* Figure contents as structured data
# # #

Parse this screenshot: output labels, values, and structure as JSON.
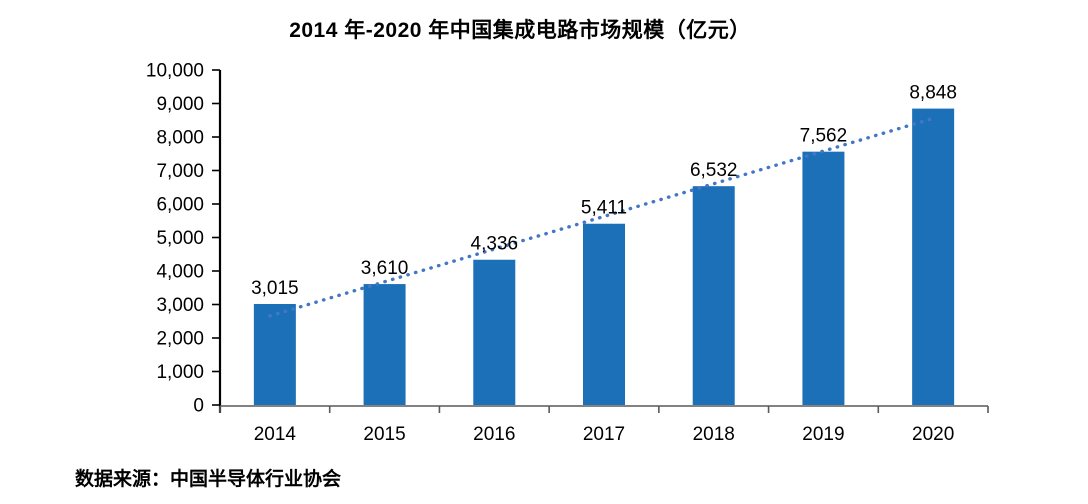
{
  "title": "2014 年-2020 年中国集成电路市场规模（亿元）",
  "source_note": "数据来源：中国半导体行业协会",
  "chart_data": {
    "type": "bar",
    "title": "2014 年-2020 年中国集成电路市场规模（亿元）",
    "categories": [
      "2014",
      "2015",
      "2016",
      "2017",
      "2018",
      "2019",
      "2020"
    ],
    "values": [
      3015,
      3610,
      4336,
      5411,
      6532,
      7562,
      8848
    ],
    "data_labels": [
      "3,015",
      "3,610",
      "4,336",
      "5,411",
      "6,532",
      "7,562",
      "8,848"
    ],
    "xlabel": "",
    "ylabel": "",
    "ylim": [
      0,
      10000
    ],
    "y_tick_step": 1000,
    "y_tick_labels": [
      "0",
      "1,000",
      "2,000",
      "3,000",
      "4,000",
      "5,000",
      "6,000",
      "7,000",
      "8,000",
      "9,000",
      "10,000"
    ],
    "grid": false,
    "legend": false,
    "bar_color": "#1C70B8",
    "trendline": {
      "type": "linear",
      "style": "dotted",
      "color": "#4377C6"
    },
    "axis_color": "#000000",
    "x_axis_color": "#595959",
    "source": "数据来源：中国半导体行业协会"
  }
}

# # #

* DIRECTION
Each record must be quoted in full and exactly. Do not include the pictures.

* TASK RESULT
Parse this screenshot: output labels, values, and structure as JSON.
{
  "title": "2014 年-2020 年中国集成电路市场规模（亿元）",
  "source_note": "数据来源：中国半导体行业协会",
  "chart_data": {
    "type": "bar",
    "title": "2014 年-2020 年中国集成电路市场规模（亿元）",
    "categories": [
      "2014",
      "2015",
      "2016",
      "2017",
      "2018",
      "2019",
      "2020"
    ],
    "values": [
      3015,
      3610,
      4336,
      5411,
      6532,
      7562,
      8848
    ],
    "data_labels": [
      "3,015",
      "3,610",
      "4,336",
      "5,411",
      "6,532",
      "7,562",
      "8,848"
    ],
    "xlabel": "",
    "ylabel": "",
    "ylim": [
      0,
      10000
    ],
    "y_tick_step": 1000,
    "y_tick_labels": [
      "0",
      "1,000",
      "2,000",
      "3,000",
      "4,000",
      "5,000",
      "6,000",
      "7,000",
      "8,000",
      "9,000",
      "10,000"
    ],
    "grid": false,
    "legend": false,
    "bar_color": "#1C70B8",
    "trendline": {
      "type": "linear",
      "style": "dotted",
      "color": "#4377C6"
    },
    "axis_color": "#000000",
    "x_axis_color": "#595959",
    "source": "数据来源：中国半导体行业协会"
  }
}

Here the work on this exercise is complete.